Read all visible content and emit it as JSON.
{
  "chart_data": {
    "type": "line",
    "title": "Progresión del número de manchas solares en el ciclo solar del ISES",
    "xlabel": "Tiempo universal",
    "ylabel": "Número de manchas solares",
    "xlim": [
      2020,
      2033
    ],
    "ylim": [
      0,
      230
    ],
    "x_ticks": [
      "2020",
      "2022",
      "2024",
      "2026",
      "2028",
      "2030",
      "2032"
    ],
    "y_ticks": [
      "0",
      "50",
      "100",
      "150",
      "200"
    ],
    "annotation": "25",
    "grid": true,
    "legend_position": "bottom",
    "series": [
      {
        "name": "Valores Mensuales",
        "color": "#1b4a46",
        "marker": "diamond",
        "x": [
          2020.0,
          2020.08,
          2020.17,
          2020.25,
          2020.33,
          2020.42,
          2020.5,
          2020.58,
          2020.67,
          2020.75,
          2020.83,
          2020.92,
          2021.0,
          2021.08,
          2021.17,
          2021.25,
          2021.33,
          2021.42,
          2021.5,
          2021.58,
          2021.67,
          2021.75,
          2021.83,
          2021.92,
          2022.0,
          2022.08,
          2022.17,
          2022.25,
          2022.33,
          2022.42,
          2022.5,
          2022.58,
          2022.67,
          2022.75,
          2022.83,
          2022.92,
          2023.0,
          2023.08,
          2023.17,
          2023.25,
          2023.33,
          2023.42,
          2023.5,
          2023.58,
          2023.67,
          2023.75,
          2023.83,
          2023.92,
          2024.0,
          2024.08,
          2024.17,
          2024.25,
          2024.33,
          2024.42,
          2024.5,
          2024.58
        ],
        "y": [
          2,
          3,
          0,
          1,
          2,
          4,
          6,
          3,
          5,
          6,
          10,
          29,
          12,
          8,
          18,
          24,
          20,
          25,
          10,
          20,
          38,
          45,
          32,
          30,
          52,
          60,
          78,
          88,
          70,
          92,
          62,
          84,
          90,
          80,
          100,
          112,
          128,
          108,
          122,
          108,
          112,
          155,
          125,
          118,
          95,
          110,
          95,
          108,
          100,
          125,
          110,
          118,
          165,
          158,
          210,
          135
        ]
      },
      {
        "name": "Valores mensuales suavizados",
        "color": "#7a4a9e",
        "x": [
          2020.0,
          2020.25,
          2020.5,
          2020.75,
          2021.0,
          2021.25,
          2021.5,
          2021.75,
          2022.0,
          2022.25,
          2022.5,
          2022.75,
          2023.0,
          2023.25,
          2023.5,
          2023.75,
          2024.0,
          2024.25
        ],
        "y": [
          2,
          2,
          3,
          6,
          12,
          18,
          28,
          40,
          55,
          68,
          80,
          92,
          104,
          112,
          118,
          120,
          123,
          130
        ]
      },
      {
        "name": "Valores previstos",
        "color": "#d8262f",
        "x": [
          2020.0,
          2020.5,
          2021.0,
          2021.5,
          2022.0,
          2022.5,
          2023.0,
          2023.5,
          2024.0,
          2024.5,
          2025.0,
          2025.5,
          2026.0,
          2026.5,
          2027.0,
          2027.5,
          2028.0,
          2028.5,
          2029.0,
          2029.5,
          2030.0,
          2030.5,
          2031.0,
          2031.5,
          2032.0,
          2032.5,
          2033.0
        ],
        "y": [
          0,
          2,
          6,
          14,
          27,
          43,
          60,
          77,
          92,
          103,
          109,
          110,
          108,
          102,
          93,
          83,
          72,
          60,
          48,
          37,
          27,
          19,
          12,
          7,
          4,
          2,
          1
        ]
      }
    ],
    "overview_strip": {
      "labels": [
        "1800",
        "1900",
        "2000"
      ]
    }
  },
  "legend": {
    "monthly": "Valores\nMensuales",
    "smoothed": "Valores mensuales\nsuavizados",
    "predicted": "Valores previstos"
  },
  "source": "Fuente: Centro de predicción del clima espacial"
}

--------------------------------------------------

## [Exercise aim]
Look through the records and gather each line with the word "previstos".

## [Solution]
        "name": "Valores previstos",
    "predicted": "Valores previstos"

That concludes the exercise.